TASK BRIEF |
Pick out the lines below that contain the string "plazo" and copy them all.

++++

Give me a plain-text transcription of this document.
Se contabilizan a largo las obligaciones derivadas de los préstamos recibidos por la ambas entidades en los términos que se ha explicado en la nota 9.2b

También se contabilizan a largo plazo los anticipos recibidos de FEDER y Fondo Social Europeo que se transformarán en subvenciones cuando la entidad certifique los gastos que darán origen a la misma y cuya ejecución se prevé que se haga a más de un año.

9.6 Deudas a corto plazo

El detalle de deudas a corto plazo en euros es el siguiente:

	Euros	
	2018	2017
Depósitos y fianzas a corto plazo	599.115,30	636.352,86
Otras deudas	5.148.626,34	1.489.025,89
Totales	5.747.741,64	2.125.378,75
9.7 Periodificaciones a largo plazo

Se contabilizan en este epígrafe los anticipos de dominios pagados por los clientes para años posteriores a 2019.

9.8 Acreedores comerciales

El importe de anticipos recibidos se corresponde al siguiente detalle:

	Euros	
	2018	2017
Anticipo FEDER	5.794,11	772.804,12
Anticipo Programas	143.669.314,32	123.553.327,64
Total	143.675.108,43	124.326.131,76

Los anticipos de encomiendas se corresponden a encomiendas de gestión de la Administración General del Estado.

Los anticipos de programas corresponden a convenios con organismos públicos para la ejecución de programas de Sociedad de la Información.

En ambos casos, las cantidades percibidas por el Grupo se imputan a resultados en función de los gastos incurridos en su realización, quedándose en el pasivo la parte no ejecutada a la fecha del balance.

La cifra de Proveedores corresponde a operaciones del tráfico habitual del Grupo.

++++

OUTPUT BELOW |
También se contabilizan a largo plazo los anticipos recibidos de FEDER y Fondo Social Europeo que se transformarán en subvenciones cuando la entidad certifique los gastos que darán origen a la misma y cuya ejecución se prevé que se haga a más de un año.
9.6 Deudas a corto plazo
El detalle de deudas a corto plazo en euros es el siguiente:
Depósitos y fianzas a corto plazo	599.115,30	636.352,86
9.7 Periodificaciones a largo plazo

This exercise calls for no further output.